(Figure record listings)
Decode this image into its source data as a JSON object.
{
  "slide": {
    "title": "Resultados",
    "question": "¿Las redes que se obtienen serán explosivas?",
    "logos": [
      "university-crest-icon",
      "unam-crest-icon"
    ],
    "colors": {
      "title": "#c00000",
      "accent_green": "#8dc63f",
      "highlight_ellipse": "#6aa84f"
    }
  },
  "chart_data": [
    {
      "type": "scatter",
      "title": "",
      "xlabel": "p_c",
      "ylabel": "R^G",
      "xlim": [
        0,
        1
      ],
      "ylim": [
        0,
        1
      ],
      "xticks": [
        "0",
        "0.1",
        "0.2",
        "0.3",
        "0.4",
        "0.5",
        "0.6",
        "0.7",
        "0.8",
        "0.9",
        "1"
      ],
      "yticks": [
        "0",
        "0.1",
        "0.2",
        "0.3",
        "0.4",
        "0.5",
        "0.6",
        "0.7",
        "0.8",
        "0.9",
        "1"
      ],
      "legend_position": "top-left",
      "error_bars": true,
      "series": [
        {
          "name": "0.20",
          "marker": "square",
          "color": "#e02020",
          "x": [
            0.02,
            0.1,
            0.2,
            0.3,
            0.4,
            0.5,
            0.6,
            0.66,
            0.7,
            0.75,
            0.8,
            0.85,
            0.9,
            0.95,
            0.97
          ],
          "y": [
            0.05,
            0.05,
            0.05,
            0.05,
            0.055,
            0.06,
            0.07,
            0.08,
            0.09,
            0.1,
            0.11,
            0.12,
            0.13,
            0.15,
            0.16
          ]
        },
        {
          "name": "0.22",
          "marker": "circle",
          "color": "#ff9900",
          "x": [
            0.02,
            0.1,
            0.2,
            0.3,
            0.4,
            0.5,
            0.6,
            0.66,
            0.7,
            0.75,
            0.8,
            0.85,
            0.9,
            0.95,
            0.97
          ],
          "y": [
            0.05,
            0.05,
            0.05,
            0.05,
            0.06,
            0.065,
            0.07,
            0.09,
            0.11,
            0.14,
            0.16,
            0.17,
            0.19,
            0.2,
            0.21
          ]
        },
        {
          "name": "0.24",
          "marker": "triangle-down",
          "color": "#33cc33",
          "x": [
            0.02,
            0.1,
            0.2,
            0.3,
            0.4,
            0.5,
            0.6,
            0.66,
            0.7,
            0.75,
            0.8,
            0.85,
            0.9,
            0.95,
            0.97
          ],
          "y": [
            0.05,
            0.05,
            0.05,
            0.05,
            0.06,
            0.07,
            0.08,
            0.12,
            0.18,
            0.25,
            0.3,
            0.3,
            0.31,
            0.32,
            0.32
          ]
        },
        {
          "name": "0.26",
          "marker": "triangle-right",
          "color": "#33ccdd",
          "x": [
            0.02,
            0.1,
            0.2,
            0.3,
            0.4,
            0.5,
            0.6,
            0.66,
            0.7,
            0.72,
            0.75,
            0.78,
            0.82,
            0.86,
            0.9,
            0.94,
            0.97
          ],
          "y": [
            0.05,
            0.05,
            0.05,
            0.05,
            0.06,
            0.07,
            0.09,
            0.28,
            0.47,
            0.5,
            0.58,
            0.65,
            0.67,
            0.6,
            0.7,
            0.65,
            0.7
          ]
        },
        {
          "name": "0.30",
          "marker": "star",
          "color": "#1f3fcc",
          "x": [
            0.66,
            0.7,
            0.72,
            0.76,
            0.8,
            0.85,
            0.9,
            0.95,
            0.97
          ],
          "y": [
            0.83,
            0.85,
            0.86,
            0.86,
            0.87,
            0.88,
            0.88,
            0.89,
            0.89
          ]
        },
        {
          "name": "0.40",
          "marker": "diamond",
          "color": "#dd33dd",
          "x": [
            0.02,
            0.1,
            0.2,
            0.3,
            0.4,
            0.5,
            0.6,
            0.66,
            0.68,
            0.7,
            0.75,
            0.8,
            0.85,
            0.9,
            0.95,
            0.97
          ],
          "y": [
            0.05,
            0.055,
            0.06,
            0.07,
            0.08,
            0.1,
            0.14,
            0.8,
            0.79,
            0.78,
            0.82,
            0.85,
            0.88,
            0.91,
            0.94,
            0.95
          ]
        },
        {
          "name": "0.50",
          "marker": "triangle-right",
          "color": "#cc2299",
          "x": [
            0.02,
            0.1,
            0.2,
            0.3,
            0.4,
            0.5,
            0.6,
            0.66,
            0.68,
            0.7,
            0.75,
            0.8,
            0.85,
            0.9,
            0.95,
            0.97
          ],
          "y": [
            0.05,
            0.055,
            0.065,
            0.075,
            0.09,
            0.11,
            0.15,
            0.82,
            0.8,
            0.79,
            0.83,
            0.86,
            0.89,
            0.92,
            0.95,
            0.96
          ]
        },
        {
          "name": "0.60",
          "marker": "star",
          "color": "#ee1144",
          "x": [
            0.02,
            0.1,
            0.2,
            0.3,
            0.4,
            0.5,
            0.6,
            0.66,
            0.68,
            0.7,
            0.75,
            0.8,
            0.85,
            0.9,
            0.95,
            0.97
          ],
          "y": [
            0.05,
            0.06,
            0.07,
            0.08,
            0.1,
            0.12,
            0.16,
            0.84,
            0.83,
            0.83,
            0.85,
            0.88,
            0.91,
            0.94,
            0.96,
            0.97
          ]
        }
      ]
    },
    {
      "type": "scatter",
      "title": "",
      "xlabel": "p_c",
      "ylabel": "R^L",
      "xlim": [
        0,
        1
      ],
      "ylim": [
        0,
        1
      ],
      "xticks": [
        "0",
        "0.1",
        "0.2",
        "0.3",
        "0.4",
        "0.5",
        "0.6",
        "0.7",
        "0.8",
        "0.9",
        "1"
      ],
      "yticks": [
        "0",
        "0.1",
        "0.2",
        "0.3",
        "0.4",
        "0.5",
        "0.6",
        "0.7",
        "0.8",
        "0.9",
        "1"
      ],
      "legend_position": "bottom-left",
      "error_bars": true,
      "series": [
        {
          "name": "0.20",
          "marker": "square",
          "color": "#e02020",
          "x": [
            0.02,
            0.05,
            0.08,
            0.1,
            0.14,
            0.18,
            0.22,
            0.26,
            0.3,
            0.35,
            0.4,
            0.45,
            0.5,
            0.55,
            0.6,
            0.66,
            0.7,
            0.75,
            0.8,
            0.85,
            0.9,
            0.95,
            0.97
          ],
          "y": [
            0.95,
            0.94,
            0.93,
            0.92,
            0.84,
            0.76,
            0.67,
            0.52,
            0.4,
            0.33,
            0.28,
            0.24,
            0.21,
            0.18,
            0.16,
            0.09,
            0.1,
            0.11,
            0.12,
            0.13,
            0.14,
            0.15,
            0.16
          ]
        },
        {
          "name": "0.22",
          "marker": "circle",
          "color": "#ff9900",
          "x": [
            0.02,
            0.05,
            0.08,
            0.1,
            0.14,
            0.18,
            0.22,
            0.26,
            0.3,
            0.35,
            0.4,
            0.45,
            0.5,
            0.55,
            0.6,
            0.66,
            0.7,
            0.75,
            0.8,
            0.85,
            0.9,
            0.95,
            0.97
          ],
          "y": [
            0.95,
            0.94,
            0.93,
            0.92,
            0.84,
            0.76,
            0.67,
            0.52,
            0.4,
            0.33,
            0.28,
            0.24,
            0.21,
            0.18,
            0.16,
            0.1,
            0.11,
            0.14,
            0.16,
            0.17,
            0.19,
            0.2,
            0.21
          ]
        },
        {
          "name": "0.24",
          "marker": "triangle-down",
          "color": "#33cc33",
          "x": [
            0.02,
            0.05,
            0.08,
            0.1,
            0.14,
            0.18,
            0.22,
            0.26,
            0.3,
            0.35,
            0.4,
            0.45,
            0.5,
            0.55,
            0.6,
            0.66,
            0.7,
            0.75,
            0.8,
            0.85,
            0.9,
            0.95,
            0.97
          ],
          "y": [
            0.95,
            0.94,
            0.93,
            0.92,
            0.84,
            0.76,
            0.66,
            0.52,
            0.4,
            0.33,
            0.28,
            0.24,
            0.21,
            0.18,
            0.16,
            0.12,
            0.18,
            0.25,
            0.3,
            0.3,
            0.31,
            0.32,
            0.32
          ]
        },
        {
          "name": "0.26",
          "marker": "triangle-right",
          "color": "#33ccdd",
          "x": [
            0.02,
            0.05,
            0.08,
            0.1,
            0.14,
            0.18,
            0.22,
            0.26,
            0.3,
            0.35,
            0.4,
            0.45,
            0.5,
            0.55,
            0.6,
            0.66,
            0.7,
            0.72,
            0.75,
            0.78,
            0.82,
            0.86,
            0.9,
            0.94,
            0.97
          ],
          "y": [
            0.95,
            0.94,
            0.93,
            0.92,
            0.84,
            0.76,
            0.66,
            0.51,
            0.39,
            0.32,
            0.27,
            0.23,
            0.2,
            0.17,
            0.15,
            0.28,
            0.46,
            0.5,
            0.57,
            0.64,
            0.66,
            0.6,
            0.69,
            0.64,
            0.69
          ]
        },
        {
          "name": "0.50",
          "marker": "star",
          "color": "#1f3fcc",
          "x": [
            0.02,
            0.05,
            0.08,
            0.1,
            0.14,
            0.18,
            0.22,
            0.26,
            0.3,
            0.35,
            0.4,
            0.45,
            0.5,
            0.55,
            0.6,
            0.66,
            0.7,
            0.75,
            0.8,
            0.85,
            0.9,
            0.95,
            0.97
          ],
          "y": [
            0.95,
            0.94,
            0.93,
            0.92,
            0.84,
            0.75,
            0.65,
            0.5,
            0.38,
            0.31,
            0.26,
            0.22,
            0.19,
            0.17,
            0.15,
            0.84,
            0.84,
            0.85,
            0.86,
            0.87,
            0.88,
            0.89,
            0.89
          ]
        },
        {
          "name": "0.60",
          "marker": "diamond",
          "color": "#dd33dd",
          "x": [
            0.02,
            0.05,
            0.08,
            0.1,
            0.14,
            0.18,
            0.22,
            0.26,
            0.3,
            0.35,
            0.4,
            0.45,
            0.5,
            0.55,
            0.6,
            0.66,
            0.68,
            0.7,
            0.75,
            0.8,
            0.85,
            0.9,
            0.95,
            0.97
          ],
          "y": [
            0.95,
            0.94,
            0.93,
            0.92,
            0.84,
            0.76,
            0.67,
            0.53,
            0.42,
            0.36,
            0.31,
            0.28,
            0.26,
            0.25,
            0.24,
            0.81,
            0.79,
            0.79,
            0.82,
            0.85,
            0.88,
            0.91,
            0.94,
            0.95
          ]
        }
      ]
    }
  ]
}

### WHAT IS EXPECTED
Of all the lines in the data above, state how many include "icon". Say only the number.

### OUTPUT BELOW
2